Collection entries:
◆ ◆ ◆

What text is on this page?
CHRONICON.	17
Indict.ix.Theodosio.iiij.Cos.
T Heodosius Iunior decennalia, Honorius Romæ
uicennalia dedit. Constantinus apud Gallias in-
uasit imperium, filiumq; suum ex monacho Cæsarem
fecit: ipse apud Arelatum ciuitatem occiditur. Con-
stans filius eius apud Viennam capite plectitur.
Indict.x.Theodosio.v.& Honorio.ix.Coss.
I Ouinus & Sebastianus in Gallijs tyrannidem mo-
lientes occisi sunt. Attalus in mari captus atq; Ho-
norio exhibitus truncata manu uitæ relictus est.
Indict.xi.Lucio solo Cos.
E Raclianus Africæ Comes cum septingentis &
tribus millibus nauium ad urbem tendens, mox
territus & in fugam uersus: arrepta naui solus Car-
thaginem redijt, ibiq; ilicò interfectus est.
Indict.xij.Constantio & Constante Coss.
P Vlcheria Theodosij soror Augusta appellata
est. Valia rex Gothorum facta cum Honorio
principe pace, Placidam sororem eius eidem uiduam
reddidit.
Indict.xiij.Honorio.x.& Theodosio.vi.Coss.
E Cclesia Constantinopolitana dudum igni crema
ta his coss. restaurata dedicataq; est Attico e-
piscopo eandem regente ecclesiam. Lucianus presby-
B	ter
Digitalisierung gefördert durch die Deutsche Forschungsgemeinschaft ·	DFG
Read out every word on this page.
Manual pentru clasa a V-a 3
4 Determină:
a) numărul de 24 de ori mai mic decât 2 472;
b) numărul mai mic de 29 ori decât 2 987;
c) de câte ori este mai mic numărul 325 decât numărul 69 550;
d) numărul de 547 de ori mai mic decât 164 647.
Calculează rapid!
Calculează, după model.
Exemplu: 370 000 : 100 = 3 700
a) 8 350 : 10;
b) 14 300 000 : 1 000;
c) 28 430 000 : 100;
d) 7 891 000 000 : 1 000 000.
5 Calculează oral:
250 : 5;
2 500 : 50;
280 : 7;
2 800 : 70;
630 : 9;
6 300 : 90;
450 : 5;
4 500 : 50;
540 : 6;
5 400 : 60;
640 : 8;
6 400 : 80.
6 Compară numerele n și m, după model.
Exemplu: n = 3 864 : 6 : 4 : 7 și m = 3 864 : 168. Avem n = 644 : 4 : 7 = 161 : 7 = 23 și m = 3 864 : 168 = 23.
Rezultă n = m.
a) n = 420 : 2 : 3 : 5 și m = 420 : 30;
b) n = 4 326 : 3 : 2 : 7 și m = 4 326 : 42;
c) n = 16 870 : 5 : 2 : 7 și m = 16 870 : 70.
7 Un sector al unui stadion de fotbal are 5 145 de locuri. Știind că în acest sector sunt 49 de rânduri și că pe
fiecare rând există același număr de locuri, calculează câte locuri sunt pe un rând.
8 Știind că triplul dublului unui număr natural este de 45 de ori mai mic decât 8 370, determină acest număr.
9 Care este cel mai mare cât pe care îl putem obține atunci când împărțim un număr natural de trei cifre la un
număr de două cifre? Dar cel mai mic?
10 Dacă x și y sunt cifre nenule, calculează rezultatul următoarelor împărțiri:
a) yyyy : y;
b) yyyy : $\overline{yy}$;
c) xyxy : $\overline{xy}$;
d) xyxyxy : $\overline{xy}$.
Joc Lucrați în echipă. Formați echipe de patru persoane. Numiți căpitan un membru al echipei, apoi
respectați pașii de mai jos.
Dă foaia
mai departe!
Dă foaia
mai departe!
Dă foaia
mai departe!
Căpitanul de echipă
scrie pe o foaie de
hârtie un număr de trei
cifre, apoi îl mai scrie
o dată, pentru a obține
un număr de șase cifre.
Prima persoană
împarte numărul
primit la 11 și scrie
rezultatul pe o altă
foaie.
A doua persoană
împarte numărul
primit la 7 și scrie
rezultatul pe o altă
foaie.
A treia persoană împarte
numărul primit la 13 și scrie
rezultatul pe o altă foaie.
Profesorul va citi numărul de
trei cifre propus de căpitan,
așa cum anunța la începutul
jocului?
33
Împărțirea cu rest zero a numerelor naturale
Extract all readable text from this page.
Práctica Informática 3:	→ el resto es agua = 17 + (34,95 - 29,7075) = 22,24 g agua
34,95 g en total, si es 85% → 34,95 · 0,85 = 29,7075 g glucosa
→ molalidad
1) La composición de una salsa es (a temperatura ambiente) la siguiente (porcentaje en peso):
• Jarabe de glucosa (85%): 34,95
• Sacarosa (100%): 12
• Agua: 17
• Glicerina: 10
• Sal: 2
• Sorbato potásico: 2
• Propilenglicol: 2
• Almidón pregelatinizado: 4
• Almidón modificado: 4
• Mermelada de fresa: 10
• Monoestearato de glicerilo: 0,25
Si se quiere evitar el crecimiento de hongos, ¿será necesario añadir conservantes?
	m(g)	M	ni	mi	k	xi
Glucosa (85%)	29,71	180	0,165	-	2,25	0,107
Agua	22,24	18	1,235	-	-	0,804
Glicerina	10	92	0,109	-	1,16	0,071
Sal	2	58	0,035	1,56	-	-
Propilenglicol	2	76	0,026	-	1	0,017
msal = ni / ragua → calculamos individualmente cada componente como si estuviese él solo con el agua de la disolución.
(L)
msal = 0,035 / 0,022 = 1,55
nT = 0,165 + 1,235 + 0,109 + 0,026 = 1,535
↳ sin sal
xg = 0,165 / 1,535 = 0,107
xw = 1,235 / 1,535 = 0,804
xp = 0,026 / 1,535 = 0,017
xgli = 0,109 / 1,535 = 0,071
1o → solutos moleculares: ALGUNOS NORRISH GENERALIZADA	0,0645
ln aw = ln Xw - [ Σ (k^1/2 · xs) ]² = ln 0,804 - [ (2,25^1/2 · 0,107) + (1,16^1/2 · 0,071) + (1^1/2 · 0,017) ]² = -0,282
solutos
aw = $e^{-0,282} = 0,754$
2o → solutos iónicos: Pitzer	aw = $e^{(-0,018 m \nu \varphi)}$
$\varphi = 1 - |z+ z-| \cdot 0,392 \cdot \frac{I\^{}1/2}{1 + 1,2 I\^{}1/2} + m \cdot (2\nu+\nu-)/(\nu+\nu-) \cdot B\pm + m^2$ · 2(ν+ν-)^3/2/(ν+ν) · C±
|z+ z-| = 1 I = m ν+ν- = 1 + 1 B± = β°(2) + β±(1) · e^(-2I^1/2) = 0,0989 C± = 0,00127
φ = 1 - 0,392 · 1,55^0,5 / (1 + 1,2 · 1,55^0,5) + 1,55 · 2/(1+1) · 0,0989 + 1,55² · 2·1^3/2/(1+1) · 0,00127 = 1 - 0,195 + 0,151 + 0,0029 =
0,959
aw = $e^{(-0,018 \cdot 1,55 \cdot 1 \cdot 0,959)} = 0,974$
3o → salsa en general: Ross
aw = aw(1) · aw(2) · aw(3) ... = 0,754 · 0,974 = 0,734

◆ ◆ ◆

[Exercise brief] Find every line in the records above that holds the word "Indict", and copy each one.

[Solution for this task]
Indict.ix.Theodosio.iiij.Cos.
Indict.x.Theodosio.v.& Honorio.ix.Coss.
Indict.xi.Lucio solo Cos.
Indict.xij.Constantio & Constante Coss.
Indict.xiij.Honorio.x.& Theodosio.vi.Coss.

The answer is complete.